# start of EXERCISE MATERIALS

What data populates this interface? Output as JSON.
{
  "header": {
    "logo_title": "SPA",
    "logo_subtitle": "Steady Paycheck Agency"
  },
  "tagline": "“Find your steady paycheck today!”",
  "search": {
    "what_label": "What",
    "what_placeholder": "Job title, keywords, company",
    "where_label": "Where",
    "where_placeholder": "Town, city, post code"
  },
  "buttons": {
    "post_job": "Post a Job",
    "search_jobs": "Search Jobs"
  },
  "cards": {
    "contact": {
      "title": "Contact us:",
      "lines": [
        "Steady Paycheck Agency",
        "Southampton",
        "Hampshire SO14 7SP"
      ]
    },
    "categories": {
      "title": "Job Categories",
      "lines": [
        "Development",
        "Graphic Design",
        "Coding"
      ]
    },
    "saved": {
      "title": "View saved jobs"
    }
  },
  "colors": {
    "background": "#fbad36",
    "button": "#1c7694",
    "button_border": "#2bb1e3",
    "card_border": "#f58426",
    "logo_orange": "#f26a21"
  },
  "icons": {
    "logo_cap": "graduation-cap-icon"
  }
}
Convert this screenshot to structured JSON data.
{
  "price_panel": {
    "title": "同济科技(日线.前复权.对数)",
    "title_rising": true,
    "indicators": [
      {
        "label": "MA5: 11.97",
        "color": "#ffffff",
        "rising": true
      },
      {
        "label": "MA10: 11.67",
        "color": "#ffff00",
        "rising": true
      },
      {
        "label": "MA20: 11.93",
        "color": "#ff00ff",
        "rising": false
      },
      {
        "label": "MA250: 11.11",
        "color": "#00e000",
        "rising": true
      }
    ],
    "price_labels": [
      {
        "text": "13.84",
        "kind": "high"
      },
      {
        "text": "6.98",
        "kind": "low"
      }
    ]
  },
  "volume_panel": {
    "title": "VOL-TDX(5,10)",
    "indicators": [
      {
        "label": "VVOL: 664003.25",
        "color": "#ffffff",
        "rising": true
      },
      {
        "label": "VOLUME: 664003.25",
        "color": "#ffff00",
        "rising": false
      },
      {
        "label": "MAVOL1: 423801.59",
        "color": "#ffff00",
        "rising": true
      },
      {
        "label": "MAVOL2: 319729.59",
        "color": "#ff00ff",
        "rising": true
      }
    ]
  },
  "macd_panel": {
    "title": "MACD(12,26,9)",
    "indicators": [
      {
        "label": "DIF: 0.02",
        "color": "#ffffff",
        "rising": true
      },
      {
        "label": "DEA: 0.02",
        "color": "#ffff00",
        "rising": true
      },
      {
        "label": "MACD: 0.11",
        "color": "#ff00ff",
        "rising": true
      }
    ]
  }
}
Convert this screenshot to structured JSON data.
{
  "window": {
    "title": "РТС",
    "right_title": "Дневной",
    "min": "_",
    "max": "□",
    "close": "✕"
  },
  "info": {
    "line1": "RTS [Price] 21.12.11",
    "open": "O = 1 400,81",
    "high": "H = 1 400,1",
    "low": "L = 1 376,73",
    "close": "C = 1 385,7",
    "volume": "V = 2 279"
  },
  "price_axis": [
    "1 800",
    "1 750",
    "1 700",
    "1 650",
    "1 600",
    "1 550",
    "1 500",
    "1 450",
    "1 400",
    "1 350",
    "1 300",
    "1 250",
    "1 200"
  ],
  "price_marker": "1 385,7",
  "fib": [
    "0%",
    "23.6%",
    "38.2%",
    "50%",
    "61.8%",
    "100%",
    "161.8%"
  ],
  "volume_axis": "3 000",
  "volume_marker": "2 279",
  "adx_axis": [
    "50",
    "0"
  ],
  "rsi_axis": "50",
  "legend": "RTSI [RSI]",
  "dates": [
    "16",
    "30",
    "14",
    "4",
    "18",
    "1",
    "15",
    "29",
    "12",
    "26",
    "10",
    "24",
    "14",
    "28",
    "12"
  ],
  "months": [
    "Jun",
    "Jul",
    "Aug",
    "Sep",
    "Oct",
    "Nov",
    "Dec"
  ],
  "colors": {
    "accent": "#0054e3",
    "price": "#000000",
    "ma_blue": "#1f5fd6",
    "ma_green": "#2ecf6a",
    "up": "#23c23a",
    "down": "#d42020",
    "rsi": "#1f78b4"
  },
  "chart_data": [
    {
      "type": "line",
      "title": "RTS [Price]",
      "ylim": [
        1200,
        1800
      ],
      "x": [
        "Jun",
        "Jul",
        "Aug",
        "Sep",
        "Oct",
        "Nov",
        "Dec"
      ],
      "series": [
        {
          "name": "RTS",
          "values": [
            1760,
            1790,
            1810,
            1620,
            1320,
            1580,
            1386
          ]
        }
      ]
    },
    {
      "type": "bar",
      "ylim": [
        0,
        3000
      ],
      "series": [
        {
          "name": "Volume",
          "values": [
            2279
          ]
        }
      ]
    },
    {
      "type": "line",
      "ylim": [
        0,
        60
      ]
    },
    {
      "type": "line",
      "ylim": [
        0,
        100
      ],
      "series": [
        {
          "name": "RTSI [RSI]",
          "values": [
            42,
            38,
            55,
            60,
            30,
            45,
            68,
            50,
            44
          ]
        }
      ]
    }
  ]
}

# end of EXERCISE MATERIALS

§ WRITTEN INSTRUCTION:
Take the material above and return all of it exactly.

§ TASK RESPONSE:
What data populates this interface? Output as JSON.
{
  "header": {
    "logo_title": "SPA",
    "logo_subtitle": "Steady Paycheck Agency"
  },
  "tagline": "“Find your steady paycheck today!”",
  "search": {
    "what_label": "What",
    "what_placeholder": "Job title, keywords, company",
    "where_label": "Where",
    "where_placeholder": "Town, city, post code"
  },
  "buttons": {
    "post_job": "Post a Job",
    "search_jobs": "Search Jobs"
  },
  "cards": {
    "contact": {
      "title": "Contact us:",
      "lines": [
        "Steady Paycheck Agency",
        "Southampton",
        "Hampshire SO14 7SP"
      ]
    },
    "categories": {
      "title": "Job Categories",
      "lines": [
        "Development",
        "Graphic Design",
        "Coding"
      ]
    },
    "saved": {
      "title": "View saved jobs"
    }
  },
  "colors": {
    "background": "#fbad36",
    "button": "#1c7694",
    "button_border": "#2bb1e3",
    "card_border": "#f58426",
    "logo_orange": "#f26a21"
  },
  "icons": {
    "logo_cap": "graduation-cap-icon"
  }
}
Convert this screenshot to structured JSON data.
{
  "price_panel": {
    "title": "同济科技(日线.前复权.对数)",
    "title_rising": true,
    "indicators": [
      {
        "label": "MA5: 11.97",
        "color": "#ffffff",
        "rising": true
      },
      {
        "label": "MA10: 11.67",
        "color": "#ffff00",
        "rising": true
      },
      {
        "label": "MA20: 11.93",
        "color": "#ff00ff",
        "rising": false
      },
      {
        "label": "MA250: 11.11",
        "color": "#00e000",
        "rising": true
      }
    ],
    "price_labels": [
      {
        "text": "13.84",
        "kind": "high"
      },
      {
        "text": "6.98",
        "kind": "low"
      }
    ]
  },
  "volume_panel": {
    "title": "VOL-TDX(5,10)",
    "indicators": [
      {
        "label": "VVOL: 664003.25",
        "color": "#ffffff",
        "rising": true
      },
      {
        "label": "VOLUME: 664003.25",
        "color": "#ffff00",
        "rising": false
      },
      {
        "label": "MAVOL1: 423801.59",
        "color": "#ffff00",
        "rising": true
      },
      {
        "label": "MAVOL2: 319729.59",
        "color": "#ff00ff",
        "rising": true
      }
    ]
  },
  "macd_panel": {
    "title": "MACD(12,26,9)",
    "indicators": [
      {
        "label": "DIF: 0.02",
        "color": "#ffffff",
        "rising": true
      },
      {
        "label": "DEA: 0.02",
        "color": "#ffff00",
        "rising": true
      },
      {
        "label": "MACD: 0.11",
        "color": "#ff00ff",
        "rising": true
      }
    ]
  }
}
Convert this screenshot to structured JSON data.
{
  "window": {
    "title": "РТС",
    "right_title": "Дневной",
    "min": "_",
    "max": "□",
    "close": "✕"
  },
  "info": {
    "line1": "RTS [Price] 21.12.11",
    "open": "O = 1 400,81",
    "high": "H = 1 400,1",
    "low": "L = 1 376,73",
    "close": "C = 1 385,7",
    "volume": "V = 2 279"
  },
  "price_axis": [
    "1 800",
    "1 750",
    "1 700",
    "1 650",
    "1 600",
    "1 550",
    "1 500",
    "1 450",
    "1 400",
    "1 350",
    "1 300",
    "1 250",
    "1 200"
  ],
  "price_marker": "1 385,7",
  "fib": [
    "0%",
    "23.6%",
    "38.2%",
    "50%",
    "61.8%",
    "100%",
    "161.8%"
  ],
  "volume_axis": "3 000",
  "volume_marker": "2 279",
  "adx_axis": [
    "50",
    "0"
  ],
  "rsi_axis": "50",
  "legend": "RTSI [RSI]",
  "dates": [
    "16",
    "30",
    "14",
    "4",
    "18",
    "1",
    "15",
    "29",
    "12",
    "26",
    "10",
    "24",
    "14",
    "28",
    "12"
  ],
  "months": [
    "Jun",
    "Jul",
    "Aug",
    "Sep",
    "Oct",
    "Nov",
    "Dec"
  ],
  "colors": {
    "accent": "#0054e3",
    "price": "#000000",
    "ma_blue": "#1f5fd6",
    "ma_green": "#2ecf6a",
    "up": "#23c23a",
    "down": "#d42020",
    "rsi": "#1f78b4"
  },
  "chart_data": [
    {
      "type": "line",
      "title": "RTS [Price]",
      "ylim": [
        1200,
        1800
      ],
      "x": [
        "Jun",
        "Jul",
        "Aug",
        "Sep",
        "Oct",
        "Nov",
        "Dec"
      ],
      "series": [
        {
          "name": "RTS",
          "values": [
            1760,
            1790,
            1810,
            1620,
            1320,
            1580,
            1386
          ]
        }
      ]
    },
    {
      "type": "bar",
      "ylim": [
        0,
        3000
      ],
      "series": [
        {
          "name": "Volume",
          "values": [
            2279
          ]
        }
      ]
    },
    {
      "type": "line",
      "ylim": [
        0,
        60
      ]
    },
    {
      "type": "line",
      "ylim": [
        0,
        100
      ],
      "series": [
        {
          "name": "RTSI [RSI]",
          "values": [
            42,
            38,
            55,
            60,
            30,
            45,
            68,
            50,
            44
          ]
        }
      ]
    }
  ]
}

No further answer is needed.